_WRITTEN INSTRUCTION_: Show only lines that include "subtitle".

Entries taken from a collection

--- start ---

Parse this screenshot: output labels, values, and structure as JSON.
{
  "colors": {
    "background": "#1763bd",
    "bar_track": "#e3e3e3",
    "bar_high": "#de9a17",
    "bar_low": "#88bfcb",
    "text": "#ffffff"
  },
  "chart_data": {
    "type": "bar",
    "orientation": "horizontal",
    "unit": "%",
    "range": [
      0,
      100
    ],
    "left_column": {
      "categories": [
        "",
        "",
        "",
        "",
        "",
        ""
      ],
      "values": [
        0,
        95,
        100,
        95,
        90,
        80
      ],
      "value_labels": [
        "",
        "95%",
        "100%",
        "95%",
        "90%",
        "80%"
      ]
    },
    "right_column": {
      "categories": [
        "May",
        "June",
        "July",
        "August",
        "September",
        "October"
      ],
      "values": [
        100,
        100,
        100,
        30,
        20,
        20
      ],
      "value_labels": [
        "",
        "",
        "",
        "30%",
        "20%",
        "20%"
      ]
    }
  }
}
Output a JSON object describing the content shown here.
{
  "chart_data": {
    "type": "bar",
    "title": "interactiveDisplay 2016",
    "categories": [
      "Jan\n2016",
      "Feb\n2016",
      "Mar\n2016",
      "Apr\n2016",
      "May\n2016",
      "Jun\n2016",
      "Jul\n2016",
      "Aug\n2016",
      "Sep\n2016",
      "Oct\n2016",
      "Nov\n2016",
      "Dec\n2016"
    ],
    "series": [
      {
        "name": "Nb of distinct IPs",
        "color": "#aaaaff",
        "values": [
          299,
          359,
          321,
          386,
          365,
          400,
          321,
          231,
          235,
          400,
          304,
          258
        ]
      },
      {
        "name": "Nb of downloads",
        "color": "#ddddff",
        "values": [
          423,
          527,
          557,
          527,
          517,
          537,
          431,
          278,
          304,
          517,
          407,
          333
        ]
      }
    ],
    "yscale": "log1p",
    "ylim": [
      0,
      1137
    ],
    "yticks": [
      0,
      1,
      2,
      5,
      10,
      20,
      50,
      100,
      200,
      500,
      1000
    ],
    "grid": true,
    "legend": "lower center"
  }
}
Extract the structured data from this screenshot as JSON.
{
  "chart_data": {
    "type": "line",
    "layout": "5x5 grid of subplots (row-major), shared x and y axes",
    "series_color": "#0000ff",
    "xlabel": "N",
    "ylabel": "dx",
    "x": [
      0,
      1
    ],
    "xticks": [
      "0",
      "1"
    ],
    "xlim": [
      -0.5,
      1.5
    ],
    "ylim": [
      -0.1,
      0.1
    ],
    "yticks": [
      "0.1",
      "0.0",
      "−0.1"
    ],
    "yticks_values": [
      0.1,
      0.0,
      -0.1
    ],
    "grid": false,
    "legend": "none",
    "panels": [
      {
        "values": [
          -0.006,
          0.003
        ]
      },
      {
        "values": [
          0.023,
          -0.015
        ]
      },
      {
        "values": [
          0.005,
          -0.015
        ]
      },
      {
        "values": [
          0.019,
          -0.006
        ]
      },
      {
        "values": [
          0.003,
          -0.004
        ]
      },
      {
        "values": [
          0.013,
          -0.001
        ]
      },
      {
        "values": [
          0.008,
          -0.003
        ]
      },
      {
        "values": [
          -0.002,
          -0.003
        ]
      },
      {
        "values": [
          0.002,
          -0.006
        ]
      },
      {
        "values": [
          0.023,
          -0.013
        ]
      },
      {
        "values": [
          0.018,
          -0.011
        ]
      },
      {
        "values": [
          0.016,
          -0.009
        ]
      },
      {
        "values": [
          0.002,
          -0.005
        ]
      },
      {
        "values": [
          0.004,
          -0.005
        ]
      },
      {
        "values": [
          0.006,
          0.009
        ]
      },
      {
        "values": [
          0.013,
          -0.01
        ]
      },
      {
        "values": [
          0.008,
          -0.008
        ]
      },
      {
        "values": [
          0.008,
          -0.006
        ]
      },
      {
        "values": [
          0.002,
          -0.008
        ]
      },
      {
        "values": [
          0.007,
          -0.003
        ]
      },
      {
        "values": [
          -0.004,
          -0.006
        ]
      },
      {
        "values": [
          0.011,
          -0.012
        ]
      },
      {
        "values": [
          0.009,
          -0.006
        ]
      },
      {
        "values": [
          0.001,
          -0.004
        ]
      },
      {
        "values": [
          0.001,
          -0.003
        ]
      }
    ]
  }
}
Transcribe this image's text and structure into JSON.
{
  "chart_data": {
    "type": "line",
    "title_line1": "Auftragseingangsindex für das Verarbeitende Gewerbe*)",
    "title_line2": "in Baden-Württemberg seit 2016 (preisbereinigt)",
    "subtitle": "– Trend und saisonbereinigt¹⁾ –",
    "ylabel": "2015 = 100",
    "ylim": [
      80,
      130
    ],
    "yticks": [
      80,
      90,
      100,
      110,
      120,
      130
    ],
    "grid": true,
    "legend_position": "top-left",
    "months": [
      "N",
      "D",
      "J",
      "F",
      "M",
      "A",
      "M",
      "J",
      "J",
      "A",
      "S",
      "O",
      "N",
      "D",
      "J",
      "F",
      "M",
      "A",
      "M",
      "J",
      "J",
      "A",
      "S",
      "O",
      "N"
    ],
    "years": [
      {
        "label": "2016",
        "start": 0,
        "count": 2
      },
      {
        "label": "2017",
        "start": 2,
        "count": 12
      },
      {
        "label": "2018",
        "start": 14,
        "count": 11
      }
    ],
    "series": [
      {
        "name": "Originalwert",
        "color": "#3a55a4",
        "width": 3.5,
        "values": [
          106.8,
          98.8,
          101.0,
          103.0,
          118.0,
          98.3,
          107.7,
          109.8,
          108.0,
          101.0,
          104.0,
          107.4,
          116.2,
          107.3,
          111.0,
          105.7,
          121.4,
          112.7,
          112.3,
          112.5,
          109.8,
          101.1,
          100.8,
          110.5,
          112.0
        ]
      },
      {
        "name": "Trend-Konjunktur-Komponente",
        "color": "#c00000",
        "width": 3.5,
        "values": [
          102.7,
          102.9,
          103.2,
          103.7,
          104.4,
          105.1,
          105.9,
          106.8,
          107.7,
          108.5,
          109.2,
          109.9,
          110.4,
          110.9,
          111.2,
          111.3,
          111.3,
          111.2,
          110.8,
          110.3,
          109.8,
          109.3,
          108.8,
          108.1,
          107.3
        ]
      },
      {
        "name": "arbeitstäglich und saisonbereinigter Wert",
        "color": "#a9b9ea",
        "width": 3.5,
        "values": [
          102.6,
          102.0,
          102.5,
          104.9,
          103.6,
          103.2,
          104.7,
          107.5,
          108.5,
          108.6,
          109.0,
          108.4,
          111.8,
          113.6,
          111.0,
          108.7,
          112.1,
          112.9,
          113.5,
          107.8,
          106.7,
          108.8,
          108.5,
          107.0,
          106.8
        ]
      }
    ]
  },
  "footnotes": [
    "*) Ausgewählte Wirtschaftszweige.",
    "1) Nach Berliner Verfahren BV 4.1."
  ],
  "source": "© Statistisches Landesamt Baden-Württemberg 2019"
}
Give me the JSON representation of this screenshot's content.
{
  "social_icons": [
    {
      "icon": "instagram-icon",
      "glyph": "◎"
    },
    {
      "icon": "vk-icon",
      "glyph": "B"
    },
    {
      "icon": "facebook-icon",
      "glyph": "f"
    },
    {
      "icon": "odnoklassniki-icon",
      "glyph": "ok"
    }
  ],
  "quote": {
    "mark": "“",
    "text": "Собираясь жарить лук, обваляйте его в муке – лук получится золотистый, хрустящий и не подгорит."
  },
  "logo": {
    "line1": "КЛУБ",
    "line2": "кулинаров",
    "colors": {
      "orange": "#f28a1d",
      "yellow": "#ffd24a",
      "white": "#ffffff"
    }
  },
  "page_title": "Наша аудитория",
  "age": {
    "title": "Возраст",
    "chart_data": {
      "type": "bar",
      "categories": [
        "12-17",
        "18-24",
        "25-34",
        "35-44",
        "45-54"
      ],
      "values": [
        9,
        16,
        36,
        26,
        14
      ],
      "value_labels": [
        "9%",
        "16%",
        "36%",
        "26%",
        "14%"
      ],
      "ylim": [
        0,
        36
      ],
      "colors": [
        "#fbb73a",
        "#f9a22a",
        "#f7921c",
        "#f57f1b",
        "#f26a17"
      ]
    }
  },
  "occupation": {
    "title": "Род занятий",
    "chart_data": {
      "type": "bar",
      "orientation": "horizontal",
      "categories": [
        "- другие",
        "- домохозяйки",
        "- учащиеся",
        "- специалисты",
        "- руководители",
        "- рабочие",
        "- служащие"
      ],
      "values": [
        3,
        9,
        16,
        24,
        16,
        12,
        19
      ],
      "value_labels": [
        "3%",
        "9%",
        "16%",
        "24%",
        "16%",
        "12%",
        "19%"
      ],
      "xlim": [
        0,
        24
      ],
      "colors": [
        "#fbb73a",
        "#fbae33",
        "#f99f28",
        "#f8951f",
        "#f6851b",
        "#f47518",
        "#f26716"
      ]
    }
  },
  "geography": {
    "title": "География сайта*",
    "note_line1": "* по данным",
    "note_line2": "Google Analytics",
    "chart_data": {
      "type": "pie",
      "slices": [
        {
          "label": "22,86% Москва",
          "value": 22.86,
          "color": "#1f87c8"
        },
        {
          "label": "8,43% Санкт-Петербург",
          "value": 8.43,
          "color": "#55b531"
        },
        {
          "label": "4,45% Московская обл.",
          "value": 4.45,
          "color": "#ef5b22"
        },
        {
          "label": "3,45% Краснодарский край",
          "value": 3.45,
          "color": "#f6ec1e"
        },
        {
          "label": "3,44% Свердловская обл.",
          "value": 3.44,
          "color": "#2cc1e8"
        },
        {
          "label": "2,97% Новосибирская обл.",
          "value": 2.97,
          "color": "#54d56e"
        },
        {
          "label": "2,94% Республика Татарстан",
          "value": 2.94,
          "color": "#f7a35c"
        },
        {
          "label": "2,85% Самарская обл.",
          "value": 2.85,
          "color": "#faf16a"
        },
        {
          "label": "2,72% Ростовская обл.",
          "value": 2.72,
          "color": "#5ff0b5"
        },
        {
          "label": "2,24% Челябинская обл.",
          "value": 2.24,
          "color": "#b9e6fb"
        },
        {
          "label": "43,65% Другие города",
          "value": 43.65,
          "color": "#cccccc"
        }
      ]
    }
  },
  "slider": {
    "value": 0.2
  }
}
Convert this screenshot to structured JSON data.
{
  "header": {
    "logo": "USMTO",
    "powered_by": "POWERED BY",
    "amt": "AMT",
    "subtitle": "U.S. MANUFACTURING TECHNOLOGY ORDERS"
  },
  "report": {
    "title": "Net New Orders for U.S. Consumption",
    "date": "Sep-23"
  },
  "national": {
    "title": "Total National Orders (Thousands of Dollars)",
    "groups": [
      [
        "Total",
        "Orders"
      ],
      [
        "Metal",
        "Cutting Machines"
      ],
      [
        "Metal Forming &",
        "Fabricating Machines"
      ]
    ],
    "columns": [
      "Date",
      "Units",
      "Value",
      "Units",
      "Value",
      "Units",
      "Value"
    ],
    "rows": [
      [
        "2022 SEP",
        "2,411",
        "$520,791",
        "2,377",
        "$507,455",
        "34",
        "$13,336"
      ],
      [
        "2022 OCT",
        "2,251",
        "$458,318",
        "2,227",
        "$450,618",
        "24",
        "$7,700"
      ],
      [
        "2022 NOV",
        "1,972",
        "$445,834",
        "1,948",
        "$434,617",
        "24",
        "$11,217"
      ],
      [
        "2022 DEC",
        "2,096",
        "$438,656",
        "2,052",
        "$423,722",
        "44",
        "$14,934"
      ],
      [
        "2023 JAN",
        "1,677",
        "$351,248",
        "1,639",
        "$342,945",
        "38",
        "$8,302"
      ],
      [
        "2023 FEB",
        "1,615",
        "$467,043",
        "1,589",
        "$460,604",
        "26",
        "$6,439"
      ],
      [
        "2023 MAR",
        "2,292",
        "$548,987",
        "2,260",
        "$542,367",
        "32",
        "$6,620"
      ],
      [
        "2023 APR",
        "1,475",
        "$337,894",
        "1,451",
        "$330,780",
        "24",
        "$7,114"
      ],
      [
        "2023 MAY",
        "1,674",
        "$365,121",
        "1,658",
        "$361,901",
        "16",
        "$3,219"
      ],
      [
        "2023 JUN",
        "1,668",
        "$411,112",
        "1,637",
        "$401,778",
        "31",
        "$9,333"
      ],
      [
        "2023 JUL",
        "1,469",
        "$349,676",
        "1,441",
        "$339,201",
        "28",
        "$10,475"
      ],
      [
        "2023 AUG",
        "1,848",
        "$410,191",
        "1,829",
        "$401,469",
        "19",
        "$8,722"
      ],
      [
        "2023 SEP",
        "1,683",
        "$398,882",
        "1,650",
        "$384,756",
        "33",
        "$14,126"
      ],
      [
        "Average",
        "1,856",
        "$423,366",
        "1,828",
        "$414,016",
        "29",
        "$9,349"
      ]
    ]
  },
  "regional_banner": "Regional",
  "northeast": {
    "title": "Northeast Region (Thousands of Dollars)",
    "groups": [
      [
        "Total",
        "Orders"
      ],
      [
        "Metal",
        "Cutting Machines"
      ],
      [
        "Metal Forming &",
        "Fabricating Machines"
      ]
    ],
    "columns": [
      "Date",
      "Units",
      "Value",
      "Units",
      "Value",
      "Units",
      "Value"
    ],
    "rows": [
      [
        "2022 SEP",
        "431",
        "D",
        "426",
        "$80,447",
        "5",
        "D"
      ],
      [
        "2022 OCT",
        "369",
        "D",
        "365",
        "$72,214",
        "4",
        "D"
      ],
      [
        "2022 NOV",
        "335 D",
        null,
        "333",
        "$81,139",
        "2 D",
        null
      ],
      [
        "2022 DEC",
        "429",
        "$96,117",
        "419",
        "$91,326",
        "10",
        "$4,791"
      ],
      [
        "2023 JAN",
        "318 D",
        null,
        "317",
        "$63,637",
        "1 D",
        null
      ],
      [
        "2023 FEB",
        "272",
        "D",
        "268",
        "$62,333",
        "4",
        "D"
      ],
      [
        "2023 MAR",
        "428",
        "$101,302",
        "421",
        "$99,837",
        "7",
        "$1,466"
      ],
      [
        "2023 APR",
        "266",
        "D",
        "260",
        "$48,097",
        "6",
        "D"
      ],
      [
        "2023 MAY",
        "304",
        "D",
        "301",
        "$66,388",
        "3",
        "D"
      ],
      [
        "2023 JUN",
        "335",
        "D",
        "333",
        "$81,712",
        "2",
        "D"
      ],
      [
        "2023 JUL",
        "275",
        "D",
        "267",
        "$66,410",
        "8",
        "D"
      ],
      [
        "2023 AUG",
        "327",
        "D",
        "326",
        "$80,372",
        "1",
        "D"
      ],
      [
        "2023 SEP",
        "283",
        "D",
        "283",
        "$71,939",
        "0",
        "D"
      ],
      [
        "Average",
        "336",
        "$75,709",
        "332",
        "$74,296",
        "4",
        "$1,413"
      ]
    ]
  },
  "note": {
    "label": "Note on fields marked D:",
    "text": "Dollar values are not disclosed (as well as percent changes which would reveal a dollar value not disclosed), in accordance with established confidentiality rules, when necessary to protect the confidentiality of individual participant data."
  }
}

--- end ---

_SOLUTION TO THIS PROBLEM_:
    "subtitle": "– Trend und saisonbereinigt¹⁾ –",
    "subtitle": "U.S. MANUFACTURING TECHNOLOGY ORDERS"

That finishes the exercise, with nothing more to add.